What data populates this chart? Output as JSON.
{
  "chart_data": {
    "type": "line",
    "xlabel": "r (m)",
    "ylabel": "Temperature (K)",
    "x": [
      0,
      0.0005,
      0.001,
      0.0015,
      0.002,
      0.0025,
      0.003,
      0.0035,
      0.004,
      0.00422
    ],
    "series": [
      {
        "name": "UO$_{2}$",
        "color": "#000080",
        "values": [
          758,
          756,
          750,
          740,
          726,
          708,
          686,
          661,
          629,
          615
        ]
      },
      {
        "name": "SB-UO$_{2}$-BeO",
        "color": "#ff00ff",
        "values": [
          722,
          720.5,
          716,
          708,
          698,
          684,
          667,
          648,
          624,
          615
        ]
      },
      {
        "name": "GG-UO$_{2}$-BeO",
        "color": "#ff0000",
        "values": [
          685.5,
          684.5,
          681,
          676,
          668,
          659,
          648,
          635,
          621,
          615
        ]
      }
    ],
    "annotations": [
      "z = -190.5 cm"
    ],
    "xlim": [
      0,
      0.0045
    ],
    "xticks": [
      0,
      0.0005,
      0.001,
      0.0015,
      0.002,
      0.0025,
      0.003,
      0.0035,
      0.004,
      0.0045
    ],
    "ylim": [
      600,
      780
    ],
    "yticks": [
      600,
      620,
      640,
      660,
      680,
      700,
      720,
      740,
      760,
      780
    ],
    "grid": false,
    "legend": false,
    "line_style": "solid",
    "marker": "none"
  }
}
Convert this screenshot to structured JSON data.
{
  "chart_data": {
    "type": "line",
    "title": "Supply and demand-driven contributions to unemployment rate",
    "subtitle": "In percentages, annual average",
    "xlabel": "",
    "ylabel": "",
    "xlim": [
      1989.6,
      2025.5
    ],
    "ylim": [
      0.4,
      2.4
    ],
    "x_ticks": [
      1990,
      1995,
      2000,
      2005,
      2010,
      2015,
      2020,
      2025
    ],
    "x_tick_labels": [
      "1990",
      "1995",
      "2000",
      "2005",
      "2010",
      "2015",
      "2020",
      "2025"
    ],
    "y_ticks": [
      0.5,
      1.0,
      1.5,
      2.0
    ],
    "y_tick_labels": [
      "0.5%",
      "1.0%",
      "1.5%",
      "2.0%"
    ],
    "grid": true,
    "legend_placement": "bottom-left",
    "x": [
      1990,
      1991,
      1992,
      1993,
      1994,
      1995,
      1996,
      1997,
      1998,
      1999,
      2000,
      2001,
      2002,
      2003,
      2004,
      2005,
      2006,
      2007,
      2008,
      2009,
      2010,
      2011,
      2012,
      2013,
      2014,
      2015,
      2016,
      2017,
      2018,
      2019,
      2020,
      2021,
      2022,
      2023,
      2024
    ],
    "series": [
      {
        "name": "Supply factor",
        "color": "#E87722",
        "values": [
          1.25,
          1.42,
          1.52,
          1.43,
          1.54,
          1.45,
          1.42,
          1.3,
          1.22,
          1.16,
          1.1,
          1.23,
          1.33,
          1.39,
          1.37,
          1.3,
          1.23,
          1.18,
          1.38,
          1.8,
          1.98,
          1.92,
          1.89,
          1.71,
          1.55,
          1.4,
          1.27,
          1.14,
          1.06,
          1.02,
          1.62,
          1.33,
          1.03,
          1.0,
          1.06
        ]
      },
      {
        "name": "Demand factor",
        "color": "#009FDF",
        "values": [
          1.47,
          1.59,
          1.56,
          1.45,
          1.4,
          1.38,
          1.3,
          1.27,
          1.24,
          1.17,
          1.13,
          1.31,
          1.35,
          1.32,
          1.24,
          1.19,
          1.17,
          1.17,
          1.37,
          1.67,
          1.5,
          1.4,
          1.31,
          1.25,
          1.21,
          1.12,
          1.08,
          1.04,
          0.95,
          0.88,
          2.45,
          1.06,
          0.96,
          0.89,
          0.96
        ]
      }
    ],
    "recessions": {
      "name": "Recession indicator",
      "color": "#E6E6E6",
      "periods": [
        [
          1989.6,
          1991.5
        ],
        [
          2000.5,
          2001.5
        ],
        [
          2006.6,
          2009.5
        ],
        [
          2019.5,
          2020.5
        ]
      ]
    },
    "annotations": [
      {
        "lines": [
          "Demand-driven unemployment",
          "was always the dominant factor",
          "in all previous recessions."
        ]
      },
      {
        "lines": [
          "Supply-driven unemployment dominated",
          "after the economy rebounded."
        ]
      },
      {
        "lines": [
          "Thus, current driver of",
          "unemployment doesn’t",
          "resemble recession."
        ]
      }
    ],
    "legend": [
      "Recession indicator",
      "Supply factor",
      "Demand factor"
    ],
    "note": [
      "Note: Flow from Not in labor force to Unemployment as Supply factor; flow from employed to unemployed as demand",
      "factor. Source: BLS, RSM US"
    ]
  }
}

-- TASK BRIEF --
Copy each line of the data above without altering a single character.

-- ANSWER BELOW --
What data populates this chart? Output as JSON.
{
  "chart_data": {
    "type": "line",
    "xlabel": "r (m)",
    "ylabel": "Temperature (K)",
    "x": [
      0,
      0.0005,
      0.001,
      0.0015,
      0.002,
      0.0025,
      0.003,
      0.0035,
      0.004,
      0.00422
    ],
    "series": [
      {
        "name": "UO$_{2}$",
        "color": "#000080",
        "values": [
          758,
          756,
          750,
          740,
          726,
          708,
          686,
          661,
          629,
          615
        ]
      },
      {
        "name": "SB-UO$_{2}$-BeO",
        "color": "#ff00ff",
        "values": [
          722,
          720.5,
          716,
          708,
          698,
          684,
          667,
          648,
          624,
          615
        ]
      },
      {
        "name": "GG-UO$_{2}$-BeO",
        "color": "#ff0000",
        "values": [
          685.5,
          684.5,
          681,
          676,
          668,
          659,
          648,
          635,
          621,
          615
        ]
      }
    ],
    "annotations": [
      "z = -190.5 cm"
    ],
    "xlim": [
      0,
      0.0045
    ],
    "xticks": [
      0,
      0.0005,
      0.001,
      0.0015,
      0.002,
      0.0025,
      0.003,
      0.0035,
      0.004,
      0.0045
    ],
    "ylim": [
      600,
      780
    ],
    "yticks": [
      600,
      620,
      640,
      660,
      680,
      700,
      720,
      740,
      760,
      780
    ],
    "grid": false,
    "legend": false,
    "line_style": "solid",
    "marker": "none"
  }
}
Convert this screenshot to structured JSON data.
{
  "chart_data": {
    "type": "line",
    "title": "Supply and demand-driven contributions to unemployment rate",
    "subtitle": "In percentages, annual average",
    "xlabel": "",
    "ylabel": "",
    "xlim": [
      1989.6,
      2025.5
    ],
    "ylim": [
      0.4,
      2.4
    ],
    "x_ticks": [
      1990,
      1995,
      2000,
      2005,
      2010,
      2015,
      2020,
      2025
    ],
    "x_tick_labels": [
      "1990",
      "1995",
      "2000",
      "2005",
      "2010",
      "2015",
      "2020",
      "2025"
    ],
    "y_ticks": [
      0.5,
      1.0,
      1.5,
      2.0
    ],
    "y_tick_labels": [
      "0.5%",
      "1.0%",
      "1.5%",
      "2.0%"
    ],
    "grid": true,
    "legend_placement": "bottom-left",
    "x": [
      1990,
      1991,
      1992,
      1993,
      1994,
      1995,
      1996,
      1997,
      1998,
      1999,
      2000,
      2001,
      2002,
      2003,
      2004,
      2005,
      2006,
      2007,
      2008,
      2009,
      2010,
      2011,
      2012,
      2013,
      2014,
      2015,
      2016,
      2017,
      2018,
      2019,
      2020,
      2021,
      2022,
      2023,
      2024
    ],
    "series": [
      {
        "name": "Supply factor",
        "color": "#E87722",
        "values": [
          1.25,
          1.42,
          1.52,
          1.43,
          1.54,
          1.45,
          1.42,
          1.3,
          1.22,
          1.16,
          1.1,
          1.23,
          1.33,
          1.39,
          1.37,
          1.3,
          1.23,
          1.18,
          1.38,
          1.8,
          1.98,
          1.92,
          1.89,
          1.71,
          1.55,
          1.4,
          1.27,
          1.14,
          1.06,
          1.02,
          1.62,
          1.33,
          1.03,
          1.0,
          1.06
        ]
      },
      {
        "name": "Demand factor",
        "color": "#009FDF",
        "values": [
          1.47,
          1.59,
          1.56,
          1.45,
          1.4,
          1.38,
          1.3,
          1.27,
          1.24,
          1.17,
          1.13,
          1.31,
          1.35,
          1.32,
          1.24,
          1.19,
          1.17,
          1.17,
          1.37,
          1.67,
          1.5,
          1.4,
          1.31,
          1.25,
          1.21,
          1.12,
          1.08,
          1.04,
          0.95,
          0.88,
          2.45,
          1.06,
          0.96,
          0.89,
          0.96
        ]
      }
    ],
    "recessions": {
      "name": "Recession indicator",
      "color": "#E6E6E6",
      "periods": [
        [
          1989.6,
          1991.5
        ],
        [
          2000.5,
          2001.5
        ],
        [
          2006.6,
          2009.5
        ],
        [
          2019.5,
          2020.5
        ]
      ]
    },
    "annotations": [
      {
        "lines": [
          "Demand-driven unemployment",
          "was always the dominant factor",
          "in all previous recessions."
        ]
      },
      {
        "lines": [
          "Supply-driven unemployment dominated",
          "after the economy rebounded."
        ]
      },
      {
        "lines": [
          "Thus, current driver of",
          "unemployment doesn’t",
          "resemble recession."
        ]
      }
    ],
    "legend": [
      "Recession indicator",
      "Supply factor",
      "Demand factor"
    ],
    "note": [
      "Note: Flow from Not in labor force to Unemployment as Supply factor; flow from employed to unemployed as demand",
      "factor. Source: BLS, RSM US"
    ]
  }
}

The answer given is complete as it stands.